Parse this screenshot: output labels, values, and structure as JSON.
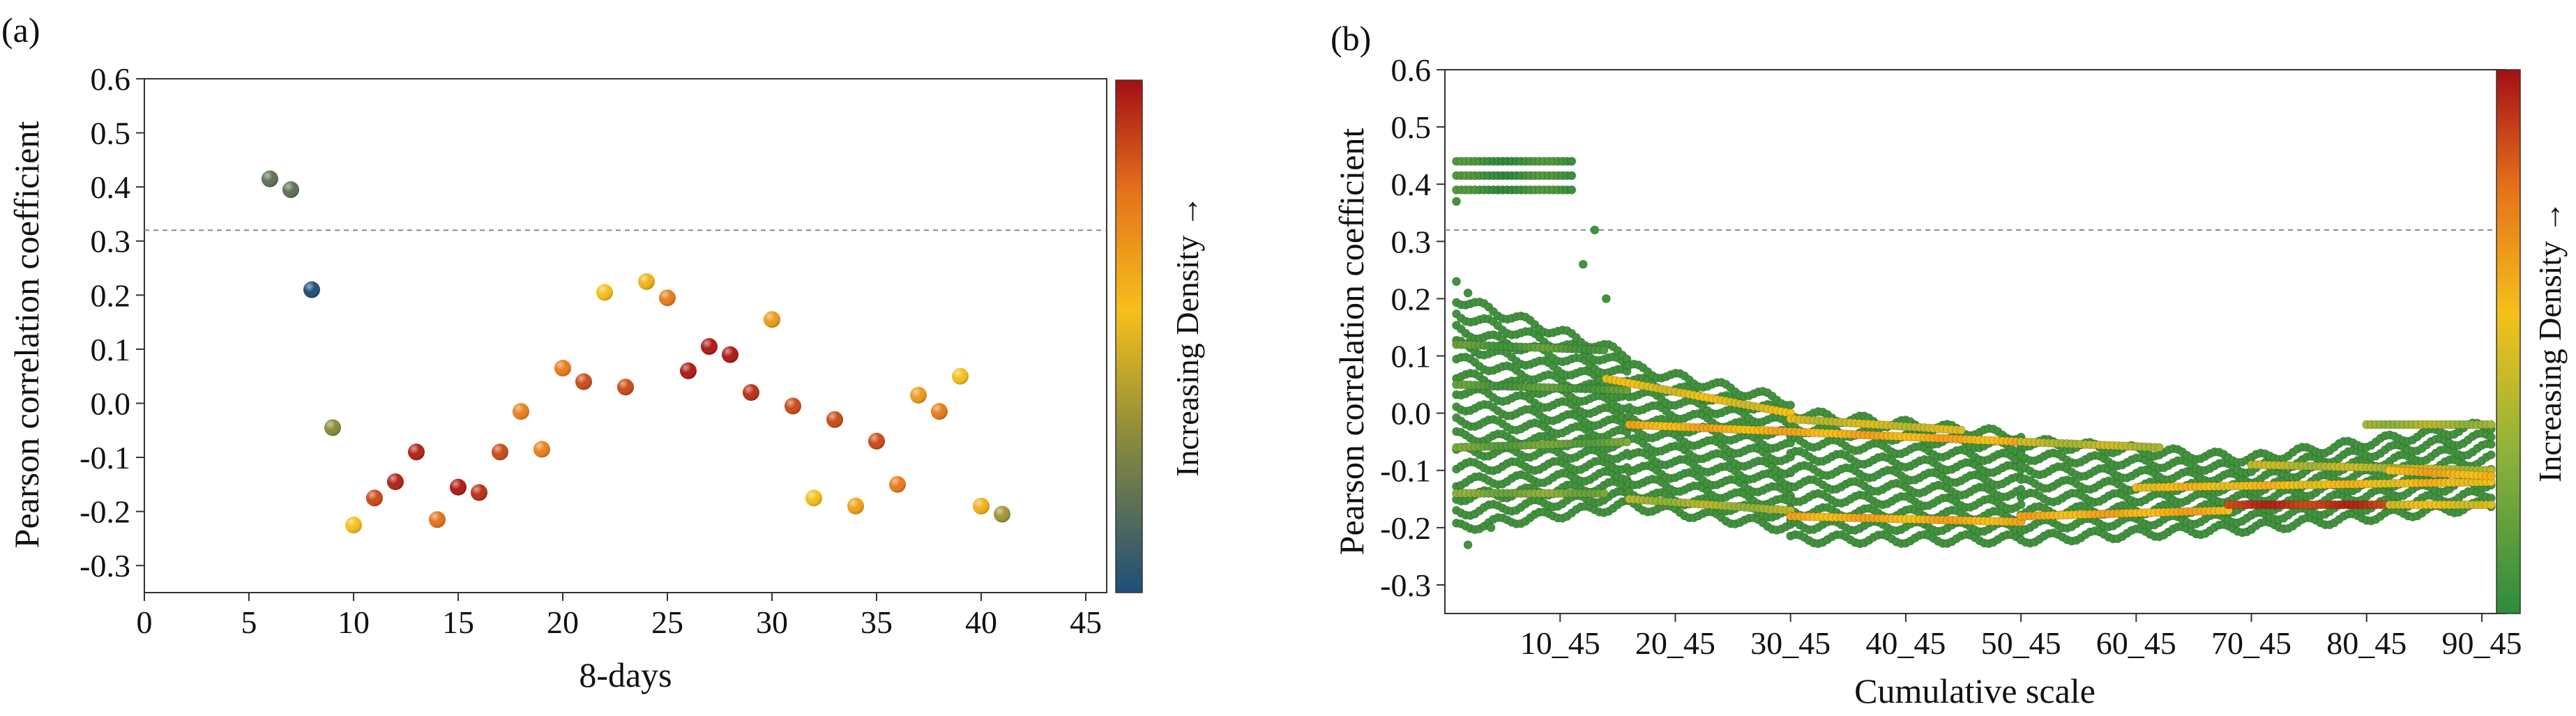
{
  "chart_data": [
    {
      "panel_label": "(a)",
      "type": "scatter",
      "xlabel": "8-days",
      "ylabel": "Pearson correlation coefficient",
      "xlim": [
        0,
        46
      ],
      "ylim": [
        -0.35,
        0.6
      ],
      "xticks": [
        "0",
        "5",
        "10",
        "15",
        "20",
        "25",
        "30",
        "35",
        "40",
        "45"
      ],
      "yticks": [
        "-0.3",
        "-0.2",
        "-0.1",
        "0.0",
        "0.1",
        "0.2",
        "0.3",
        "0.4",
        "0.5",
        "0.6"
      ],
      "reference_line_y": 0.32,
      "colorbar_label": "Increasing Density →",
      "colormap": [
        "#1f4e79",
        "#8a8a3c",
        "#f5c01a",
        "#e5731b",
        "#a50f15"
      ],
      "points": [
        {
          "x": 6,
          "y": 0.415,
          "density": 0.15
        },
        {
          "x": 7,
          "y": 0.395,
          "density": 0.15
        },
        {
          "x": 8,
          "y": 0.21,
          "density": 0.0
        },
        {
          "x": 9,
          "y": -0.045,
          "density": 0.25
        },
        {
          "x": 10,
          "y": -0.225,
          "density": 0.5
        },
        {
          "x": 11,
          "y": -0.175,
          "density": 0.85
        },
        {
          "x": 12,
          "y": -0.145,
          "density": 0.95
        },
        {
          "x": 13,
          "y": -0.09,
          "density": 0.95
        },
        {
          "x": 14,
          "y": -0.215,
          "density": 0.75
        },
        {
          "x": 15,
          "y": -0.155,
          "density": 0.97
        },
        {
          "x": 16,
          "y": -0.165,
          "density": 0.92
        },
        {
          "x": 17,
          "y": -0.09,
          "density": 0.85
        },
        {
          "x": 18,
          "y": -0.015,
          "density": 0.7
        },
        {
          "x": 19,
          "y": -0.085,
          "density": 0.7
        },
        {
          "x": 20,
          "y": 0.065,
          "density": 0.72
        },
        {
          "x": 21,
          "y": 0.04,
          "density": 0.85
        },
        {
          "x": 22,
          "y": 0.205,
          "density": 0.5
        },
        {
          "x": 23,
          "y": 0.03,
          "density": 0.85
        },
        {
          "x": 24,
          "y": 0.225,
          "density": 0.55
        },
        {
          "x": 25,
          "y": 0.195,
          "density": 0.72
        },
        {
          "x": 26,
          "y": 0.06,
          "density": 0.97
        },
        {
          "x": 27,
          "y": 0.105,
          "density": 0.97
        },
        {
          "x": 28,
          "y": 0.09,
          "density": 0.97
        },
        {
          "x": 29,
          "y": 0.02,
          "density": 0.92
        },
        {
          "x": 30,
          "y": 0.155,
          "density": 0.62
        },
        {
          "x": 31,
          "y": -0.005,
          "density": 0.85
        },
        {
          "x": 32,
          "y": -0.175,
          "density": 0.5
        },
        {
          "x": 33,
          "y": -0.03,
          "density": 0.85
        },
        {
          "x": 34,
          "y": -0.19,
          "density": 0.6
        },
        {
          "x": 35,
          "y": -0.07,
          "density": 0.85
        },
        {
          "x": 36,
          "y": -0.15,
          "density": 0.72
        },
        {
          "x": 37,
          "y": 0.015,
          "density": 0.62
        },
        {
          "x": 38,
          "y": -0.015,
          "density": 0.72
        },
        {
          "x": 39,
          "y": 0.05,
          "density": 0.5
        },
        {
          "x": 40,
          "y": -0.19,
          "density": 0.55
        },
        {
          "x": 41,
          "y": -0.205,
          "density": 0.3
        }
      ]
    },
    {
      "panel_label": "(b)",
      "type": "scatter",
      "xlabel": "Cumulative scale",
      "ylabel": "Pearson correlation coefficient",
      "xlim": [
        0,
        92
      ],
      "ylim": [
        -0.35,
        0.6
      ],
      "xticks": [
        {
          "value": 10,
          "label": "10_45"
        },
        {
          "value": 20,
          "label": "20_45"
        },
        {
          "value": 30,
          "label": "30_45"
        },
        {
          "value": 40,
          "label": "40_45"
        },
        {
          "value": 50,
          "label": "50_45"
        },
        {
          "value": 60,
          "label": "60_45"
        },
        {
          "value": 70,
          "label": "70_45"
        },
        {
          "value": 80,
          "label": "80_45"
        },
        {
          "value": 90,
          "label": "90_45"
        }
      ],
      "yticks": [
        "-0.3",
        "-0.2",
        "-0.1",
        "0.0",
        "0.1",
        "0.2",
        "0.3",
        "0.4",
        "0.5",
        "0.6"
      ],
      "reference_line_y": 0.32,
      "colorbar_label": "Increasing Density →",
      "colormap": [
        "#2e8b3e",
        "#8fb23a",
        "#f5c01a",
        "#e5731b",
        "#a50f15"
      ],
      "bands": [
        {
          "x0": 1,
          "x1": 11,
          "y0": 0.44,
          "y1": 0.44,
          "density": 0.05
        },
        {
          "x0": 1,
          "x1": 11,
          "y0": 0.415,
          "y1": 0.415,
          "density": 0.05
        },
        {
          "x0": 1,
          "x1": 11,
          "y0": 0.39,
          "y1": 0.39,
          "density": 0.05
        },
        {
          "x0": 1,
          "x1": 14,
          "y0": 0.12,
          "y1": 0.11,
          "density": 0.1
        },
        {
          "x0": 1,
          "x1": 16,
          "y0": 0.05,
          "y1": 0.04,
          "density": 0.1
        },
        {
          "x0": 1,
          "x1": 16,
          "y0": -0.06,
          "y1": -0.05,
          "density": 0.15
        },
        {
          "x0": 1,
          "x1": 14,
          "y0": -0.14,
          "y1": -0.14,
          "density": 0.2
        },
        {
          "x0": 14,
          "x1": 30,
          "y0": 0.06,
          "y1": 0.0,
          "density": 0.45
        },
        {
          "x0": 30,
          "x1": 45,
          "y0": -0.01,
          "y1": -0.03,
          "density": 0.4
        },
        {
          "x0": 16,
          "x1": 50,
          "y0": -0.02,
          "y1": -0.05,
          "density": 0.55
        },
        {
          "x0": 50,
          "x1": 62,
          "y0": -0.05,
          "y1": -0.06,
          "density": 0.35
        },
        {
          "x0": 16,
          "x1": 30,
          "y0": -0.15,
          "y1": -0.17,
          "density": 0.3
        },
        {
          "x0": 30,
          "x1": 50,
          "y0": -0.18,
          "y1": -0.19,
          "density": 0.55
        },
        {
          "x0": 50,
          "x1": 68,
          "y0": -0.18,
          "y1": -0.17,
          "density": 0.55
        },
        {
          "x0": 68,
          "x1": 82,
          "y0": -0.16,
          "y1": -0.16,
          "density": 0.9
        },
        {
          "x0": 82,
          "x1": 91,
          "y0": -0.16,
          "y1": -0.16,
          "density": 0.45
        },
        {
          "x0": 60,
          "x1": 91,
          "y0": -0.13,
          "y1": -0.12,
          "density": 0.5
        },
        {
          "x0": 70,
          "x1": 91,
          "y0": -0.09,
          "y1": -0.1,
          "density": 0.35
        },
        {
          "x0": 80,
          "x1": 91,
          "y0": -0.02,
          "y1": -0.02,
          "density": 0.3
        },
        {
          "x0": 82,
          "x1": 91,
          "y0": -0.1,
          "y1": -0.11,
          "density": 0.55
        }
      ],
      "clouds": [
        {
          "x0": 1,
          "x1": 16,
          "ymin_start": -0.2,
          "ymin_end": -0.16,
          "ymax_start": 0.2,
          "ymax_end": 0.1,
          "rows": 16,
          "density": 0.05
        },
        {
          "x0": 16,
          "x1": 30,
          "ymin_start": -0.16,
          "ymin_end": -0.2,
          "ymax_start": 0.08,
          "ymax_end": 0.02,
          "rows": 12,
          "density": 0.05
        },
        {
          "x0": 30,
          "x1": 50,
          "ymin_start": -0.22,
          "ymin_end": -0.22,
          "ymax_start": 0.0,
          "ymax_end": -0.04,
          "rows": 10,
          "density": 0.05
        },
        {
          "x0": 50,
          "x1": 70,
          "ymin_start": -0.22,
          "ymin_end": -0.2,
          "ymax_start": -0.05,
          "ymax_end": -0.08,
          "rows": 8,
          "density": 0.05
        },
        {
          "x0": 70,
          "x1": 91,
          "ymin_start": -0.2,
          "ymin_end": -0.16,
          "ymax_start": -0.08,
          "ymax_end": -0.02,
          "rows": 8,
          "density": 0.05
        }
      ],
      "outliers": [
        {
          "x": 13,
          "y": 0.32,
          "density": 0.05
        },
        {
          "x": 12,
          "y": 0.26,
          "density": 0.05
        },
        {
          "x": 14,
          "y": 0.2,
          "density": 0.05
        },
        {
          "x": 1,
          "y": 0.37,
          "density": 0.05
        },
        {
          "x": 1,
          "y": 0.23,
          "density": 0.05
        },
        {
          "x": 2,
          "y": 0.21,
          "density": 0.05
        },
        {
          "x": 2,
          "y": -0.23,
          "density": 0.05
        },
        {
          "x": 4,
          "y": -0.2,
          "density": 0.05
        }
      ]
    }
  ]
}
^^^^
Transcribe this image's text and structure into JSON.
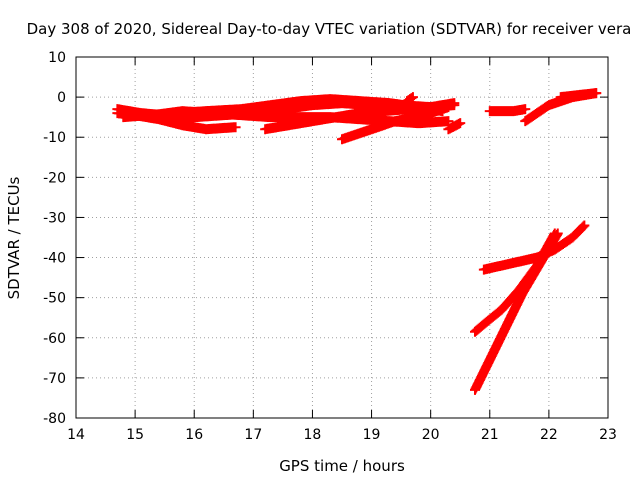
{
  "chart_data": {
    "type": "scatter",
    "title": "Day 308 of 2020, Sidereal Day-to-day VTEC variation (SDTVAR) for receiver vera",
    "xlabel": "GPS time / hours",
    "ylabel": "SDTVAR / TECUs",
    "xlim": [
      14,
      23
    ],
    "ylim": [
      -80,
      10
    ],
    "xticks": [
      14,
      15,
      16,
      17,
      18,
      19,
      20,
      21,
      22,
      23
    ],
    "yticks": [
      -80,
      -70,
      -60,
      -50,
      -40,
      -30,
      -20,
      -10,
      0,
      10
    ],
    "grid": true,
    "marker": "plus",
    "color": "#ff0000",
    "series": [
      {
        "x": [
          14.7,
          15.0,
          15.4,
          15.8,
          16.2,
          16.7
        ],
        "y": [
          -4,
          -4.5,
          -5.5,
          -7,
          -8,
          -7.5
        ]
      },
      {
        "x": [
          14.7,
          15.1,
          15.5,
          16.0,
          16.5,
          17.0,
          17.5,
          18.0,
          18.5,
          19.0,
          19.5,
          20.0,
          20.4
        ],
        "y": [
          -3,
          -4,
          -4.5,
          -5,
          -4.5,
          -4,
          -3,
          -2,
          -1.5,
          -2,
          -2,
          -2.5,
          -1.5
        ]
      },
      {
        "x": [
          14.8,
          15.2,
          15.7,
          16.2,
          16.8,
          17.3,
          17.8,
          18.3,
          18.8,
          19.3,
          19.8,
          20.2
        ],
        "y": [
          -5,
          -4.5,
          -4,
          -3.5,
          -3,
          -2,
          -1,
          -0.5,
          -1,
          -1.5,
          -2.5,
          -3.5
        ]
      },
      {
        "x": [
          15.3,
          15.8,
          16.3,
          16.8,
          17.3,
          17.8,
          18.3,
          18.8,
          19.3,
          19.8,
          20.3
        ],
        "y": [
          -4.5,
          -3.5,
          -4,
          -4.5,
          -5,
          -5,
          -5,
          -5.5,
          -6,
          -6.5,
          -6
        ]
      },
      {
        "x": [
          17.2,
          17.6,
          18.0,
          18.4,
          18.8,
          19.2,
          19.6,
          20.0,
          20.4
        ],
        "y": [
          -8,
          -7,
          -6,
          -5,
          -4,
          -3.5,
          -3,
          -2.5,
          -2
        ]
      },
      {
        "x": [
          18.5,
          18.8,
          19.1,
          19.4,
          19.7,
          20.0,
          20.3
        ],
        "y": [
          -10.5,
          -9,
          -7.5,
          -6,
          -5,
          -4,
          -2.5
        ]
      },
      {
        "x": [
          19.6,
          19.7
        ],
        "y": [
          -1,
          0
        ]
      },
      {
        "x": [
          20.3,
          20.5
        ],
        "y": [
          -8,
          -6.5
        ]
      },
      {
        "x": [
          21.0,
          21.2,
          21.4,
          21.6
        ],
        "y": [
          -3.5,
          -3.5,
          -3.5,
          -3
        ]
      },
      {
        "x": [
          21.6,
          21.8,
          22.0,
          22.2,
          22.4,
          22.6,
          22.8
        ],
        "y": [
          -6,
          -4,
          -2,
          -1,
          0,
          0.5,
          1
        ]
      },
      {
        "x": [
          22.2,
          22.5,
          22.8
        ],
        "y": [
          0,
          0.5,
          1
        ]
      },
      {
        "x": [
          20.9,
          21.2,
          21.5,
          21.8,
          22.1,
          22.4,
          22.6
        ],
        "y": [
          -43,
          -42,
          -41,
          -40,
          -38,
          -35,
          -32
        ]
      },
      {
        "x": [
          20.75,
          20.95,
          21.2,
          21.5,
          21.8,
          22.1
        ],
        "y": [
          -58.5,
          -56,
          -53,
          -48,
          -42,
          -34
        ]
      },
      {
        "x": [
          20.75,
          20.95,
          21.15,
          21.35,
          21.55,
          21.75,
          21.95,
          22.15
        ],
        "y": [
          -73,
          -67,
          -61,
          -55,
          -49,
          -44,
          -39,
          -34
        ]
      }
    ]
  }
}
^^^^
Show all lines from the records above where the word "SDTVAR" occurs.

    "title": "Day 308 of 2020, Sidereal Day-to-day VTEC variation (SDTVAR) for receiver vera",
    "ylabel": "SDTVAR / TECUs",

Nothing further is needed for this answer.